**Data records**
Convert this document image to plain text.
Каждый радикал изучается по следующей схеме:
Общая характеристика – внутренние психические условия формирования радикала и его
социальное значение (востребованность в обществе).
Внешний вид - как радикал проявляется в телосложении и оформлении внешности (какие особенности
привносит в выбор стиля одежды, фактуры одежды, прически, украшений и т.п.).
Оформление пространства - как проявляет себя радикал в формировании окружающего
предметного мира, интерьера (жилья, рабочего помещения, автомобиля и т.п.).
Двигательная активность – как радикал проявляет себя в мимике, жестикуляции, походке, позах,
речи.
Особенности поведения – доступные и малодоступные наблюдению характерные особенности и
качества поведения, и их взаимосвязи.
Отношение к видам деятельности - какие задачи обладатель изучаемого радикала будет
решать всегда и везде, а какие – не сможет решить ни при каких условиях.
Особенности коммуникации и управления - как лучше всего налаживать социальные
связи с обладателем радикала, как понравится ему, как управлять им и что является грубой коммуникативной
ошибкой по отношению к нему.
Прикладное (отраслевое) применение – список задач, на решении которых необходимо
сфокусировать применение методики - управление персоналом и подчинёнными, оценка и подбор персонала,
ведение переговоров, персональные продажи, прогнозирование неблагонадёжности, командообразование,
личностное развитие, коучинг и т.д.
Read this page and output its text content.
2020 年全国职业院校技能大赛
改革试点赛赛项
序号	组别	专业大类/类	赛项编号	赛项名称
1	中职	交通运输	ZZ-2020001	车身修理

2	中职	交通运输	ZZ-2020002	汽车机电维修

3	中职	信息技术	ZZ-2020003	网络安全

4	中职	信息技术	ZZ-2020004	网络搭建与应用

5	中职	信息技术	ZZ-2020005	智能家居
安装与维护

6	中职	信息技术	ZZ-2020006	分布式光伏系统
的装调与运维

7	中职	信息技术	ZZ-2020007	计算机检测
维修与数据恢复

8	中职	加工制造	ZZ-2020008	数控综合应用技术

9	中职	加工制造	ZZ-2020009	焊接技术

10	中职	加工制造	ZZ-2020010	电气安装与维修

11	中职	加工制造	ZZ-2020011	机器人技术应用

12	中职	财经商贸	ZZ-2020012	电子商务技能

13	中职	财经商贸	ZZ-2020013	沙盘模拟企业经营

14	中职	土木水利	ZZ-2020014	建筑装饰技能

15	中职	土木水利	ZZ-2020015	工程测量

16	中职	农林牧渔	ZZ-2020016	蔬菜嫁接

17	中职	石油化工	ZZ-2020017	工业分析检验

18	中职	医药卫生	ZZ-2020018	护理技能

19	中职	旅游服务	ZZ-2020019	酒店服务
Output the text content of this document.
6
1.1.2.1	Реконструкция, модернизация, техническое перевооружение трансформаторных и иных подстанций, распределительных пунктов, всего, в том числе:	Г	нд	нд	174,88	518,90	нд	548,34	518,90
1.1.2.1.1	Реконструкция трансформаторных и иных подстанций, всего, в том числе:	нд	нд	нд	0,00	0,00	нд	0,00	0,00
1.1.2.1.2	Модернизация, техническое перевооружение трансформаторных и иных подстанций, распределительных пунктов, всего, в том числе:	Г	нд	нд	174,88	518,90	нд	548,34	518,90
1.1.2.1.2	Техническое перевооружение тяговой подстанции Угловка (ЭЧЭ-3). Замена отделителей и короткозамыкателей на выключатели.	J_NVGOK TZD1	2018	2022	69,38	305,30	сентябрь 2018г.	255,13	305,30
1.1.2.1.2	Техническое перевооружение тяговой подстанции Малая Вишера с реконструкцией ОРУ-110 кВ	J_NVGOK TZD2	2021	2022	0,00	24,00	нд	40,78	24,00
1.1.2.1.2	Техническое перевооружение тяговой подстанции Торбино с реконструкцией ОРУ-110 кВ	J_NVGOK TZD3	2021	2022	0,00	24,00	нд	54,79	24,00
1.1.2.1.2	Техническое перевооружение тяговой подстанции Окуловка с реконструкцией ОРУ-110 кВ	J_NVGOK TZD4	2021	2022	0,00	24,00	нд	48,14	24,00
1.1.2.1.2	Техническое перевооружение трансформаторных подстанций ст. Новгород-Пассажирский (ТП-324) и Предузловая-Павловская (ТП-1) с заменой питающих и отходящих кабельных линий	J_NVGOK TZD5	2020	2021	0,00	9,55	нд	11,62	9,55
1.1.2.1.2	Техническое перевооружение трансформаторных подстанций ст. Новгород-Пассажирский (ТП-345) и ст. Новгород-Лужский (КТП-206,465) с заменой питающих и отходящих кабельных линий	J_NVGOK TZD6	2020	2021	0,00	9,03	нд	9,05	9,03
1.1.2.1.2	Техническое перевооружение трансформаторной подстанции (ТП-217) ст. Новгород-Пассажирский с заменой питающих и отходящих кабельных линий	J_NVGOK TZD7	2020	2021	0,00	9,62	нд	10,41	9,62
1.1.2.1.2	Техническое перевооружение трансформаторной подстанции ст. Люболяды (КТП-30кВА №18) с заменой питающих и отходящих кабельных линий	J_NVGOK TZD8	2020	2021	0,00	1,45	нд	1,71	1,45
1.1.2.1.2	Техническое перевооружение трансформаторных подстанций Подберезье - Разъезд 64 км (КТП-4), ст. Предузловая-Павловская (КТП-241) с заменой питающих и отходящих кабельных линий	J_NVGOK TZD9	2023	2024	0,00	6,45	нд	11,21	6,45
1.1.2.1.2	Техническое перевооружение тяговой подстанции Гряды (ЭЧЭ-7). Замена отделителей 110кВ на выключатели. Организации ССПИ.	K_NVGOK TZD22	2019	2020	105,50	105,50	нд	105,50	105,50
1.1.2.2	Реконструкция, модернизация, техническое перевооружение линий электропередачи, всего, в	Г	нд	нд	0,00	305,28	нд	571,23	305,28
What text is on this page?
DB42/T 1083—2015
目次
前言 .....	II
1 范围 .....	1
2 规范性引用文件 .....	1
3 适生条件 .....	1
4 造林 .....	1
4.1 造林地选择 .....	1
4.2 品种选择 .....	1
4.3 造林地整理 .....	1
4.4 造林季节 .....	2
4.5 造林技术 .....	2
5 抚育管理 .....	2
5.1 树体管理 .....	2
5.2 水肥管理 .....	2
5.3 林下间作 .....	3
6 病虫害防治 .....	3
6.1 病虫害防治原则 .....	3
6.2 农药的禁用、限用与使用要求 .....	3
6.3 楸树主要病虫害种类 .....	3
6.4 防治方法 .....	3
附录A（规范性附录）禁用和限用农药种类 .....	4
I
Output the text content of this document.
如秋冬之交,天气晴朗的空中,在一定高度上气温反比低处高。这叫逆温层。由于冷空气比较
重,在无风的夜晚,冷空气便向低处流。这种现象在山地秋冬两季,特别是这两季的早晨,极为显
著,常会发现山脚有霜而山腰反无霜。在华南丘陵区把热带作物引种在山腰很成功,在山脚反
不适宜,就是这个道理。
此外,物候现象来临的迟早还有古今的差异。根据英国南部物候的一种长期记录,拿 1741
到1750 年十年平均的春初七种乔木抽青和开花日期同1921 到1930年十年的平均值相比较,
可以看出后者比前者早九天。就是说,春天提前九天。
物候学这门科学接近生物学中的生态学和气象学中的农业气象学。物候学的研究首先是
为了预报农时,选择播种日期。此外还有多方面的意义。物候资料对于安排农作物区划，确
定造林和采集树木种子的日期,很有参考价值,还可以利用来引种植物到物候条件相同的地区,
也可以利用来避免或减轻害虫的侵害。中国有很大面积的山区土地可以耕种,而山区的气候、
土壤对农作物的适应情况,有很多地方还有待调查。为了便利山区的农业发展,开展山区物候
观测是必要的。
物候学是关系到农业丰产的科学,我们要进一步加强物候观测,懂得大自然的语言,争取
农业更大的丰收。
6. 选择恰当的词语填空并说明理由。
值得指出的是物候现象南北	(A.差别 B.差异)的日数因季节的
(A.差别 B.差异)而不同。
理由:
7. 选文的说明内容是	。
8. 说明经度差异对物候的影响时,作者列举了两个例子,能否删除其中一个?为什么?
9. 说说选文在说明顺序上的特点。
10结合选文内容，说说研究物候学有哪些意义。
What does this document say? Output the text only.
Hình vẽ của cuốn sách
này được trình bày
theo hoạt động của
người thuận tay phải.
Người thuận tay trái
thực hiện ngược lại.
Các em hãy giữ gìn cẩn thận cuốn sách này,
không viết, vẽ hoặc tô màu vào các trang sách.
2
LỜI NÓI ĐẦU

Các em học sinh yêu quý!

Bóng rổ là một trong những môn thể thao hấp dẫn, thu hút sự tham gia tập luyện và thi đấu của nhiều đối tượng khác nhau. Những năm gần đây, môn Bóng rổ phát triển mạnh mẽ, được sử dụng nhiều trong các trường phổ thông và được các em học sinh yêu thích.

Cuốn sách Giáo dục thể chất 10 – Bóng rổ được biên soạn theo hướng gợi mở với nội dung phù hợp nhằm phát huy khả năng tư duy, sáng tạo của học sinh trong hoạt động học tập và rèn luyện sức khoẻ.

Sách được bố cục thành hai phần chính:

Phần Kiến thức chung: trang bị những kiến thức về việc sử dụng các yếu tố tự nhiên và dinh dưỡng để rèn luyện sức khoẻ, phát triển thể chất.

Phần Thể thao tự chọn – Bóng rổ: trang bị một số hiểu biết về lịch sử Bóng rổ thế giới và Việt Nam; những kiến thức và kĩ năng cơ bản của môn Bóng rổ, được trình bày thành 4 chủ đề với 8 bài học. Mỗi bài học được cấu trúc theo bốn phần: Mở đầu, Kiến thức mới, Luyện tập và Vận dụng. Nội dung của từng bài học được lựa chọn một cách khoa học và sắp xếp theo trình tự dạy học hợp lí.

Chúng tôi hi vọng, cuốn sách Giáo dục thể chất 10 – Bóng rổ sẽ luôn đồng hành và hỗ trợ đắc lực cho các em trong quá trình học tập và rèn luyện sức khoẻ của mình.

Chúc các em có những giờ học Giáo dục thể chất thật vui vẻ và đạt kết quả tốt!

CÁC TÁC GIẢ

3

**STATED GOAL**
Extract every line of the records above that contains the word "加工制造".

**TASK RESULT**
8	中职	加工制造	ZZ-2020008	数控综合应用技术
9	中职	加工制造	ZZ-2020009	焊接技术
10	中职	加工制造	ZZ-2020010	电气安装与维修
11	中职	加工制造	ZZ-2020011	机器人技术应用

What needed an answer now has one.